— START OF Records supplied —

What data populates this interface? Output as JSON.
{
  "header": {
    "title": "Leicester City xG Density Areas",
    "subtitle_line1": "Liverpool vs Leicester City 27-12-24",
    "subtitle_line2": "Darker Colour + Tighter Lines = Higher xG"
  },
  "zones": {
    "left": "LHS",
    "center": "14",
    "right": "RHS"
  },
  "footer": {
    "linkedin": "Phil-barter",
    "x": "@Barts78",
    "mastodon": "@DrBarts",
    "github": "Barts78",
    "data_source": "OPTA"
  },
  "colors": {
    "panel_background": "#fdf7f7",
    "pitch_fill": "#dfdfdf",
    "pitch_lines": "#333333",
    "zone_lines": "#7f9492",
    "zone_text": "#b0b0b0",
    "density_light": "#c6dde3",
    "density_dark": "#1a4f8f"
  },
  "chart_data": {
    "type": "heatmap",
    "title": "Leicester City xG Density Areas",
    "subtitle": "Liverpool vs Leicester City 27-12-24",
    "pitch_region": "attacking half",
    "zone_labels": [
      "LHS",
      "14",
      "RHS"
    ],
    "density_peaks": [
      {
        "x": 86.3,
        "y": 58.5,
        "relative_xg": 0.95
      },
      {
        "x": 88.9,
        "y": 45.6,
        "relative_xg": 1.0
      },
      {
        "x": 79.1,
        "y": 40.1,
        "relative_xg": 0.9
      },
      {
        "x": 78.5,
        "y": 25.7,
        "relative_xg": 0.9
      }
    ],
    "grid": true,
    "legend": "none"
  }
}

— END OF Records supplied —

▶ **What you need to do**: Each line of the material that holds the string "Liverpool" counts once; give the total alone.

▶ **Written answer**: 2